Excerpts from a figure dataset:
────────────────

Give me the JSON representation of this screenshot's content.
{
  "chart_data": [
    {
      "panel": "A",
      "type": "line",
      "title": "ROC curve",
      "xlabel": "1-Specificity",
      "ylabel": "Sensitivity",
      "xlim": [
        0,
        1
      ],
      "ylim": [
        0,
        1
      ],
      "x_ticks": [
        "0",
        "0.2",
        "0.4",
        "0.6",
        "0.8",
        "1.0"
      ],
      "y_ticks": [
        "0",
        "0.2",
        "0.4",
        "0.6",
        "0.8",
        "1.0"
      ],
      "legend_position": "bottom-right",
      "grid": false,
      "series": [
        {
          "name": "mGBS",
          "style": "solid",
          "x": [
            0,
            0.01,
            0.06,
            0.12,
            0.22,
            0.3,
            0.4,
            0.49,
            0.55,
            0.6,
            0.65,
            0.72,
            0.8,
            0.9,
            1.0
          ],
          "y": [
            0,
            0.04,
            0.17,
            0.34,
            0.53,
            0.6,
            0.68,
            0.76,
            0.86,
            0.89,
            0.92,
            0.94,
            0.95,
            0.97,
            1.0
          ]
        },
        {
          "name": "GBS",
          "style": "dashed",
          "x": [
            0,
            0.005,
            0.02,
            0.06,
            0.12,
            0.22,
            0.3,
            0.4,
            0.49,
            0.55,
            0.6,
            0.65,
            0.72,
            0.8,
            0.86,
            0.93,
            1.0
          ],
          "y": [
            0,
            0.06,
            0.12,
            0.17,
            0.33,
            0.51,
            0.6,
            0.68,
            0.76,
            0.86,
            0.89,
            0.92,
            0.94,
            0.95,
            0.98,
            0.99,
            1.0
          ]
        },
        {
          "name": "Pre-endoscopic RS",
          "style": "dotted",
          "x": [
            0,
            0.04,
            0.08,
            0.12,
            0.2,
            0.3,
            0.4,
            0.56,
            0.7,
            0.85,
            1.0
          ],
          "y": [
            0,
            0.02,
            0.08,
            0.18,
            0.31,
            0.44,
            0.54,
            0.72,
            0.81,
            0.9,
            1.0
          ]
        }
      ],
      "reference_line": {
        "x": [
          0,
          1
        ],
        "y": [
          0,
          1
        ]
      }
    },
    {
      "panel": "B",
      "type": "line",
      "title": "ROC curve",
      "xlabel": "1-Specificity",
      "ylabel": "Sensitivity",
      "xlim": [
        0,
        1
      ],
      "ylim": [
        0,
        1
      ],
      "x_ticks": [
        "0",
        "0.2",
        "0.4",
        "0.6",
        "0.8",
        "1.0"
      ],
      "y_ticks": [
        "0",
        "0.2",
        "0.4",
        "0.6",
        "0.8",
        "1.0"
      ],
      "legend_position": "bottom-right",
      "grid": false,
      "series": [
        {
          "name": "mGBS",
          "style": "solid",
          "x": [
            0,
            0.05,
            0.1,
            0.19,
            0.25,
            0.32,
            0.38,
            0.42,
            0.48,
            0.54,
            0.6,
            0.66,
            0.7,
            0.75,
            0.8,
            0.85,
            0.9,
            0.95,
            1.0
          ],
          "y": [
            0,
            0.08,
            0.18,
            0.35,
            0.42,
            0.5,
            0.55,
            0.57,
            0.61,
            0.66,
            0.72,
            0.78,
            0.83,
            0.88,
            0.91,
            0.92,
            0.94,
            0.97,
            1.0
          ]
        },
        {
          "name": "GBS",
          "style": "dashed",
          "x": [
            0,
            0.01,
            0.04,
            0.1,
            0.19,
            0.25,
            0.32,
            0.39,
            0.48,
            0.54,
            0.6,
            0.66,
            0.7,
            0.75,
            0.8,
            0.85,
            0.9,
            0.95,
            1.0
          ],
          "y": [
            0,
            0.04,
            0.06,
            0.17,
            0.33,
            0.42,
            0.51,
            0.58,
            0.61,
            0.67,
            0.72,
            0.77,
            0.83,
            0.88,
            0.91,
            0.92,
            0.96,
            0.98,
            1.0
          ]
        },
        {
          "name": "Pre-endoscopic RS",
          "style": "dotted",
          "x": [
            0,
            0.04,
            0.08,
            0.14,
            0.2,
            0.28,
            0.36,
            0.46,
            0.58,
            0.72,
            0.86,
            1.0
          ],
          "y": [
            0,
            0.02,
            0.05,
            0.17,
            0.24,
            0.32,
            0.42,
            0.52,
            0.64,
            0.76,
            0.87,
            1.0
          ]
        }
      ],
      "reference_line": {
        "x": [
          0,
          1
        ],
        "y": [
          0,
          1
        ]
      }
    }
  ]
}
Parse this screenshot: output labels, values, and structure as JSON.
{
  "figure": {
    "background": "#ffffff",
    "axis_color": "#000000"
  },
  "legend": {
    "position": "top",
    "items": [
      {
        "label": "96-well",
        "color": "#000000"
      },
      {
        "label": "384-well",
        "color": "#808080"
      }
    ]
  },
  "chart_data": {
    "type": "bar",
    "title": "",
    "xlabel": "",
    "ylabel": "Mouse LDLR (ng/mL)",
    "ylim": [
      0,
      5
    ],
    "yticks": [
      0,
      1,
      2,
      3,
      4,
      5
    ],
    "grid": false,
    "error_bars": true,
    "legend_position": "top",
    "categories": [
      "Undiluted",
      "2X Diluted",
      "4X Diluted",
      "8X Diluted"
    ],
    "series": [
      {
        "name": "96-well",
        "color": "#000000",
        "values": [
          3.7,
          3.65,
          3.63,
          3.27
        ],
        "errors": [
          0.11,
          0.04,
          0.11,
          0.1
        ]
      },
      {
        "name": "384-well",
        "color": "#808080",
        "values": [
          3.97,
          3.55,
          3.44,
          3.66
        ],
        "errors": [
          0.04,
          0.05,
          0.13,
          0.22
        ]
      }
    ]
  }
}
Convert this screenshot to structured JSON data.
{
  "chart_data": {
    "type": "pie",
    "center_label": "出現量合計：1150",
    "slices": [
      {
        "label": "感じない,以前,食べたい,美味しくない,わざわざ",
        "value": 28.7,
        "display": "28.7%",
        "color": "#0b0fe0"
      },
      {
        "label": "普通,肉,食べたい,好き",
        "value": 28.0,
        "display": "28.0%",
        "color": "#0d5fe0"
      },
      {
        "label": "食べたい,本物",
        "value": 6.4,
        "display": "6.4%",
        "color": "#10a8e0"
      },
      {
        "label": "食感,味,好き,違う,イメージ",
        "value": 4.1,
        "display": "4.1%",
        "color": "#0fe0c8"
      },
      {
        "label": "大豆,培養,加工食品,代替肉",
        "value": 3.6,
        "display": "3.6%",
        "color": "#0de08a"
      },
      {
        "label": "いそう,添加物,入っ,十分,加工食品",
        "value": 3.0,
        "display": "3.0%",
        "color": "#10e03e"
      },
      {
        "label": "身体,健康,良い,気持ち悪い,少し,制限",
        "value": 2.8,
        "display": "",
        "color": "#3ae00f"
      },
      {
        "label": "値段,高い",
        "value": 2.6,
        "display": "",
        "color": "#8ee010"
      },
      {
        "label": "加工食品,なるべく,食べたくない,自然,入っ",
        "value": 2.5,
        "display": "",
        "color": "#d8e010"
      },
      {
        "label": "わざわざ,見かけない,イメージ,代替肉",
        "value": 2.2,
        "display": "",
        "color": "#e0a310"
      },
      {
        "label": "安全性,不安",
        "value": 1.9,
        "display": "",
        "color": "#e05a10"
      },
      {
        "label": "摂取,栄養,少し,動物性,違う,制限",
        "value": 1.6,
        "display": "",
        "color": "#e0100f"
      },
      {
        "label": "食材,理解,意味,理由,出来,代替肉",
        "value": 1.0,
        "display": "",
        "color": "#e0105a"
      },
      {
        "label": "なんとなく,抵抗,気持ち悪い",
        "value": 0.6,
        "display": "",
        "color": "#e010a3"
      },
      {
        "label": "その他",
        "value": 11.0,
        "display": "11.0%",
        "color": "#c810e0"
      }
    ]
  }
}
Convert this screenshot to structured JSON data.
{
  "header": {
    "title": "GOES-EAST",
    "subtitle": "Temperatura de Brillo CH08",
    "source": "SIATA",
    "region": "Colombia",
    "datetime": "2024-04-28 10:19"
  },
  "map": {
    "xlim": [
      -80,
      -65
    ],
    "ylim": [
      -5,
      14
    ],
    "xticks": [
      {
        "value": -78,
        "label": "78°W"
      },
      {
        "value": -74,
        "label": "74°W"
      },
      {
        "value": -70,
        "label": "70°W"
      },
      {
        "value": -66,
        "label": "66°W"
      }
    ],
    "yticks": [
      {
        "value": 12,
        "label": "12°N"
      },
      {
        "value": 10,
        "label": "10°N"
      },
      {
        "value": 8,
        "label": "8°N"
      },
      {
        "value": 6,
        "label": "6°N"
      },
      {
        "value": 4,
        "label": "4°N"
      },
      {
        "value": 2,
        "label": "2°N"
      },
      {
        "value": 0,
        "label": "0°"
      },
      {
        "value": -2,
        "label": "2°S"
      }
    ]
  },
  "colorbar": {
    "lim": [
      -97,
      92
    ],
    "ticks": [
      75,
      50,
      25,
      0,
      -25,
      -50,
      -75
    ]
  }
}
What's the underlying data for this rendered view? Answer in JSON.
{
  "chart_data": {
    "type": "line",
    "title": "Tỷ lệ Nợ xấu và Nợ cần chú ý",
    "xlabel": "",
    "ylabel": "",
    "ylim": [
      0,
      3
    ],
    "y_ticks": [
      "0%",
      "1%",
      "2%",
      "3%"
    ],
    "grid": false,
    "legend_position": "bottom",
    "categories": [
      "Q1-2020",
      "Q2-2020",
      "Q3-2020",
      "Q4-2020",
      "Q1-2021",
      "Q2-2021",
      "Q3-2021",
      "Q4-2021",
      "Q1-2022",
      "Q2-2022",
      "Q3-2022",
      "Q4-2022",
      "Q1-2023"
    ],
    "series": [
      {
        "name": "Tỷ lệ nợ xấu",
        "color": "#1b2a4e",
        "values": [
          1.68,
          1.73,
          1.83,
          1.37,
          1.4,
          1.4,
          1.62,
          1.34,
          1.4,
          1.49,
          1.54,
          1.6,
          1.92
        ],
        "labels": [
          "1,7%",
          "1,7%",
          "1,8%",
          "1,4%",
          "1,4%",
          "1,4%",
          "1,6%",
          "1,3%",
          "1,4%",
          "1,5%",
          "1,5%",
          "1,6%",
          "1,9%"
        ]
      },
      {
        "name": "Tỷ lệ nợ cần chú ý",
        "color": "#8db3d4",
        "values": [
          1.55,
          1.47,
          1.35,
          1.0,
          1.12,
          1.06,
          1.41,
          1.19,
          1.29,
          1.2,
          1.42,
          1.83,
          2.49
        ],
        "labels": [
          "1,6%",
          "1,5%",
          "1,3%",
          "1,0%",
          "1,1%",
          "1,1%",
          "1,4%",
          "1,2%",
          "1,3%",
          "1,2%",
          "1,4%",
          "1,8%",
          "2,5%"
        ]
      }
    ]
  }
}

────────────────

Stated task:
Take every line from the data above that holds "screenshot" and copy it out.

Output:
Give me the JSON representation of this screenshot's content.
Parse this screenshot: output labels, values, and structure as JSON.
Convert this screenshot to structured JSON data.
Convert this screenshot to structured JSON data.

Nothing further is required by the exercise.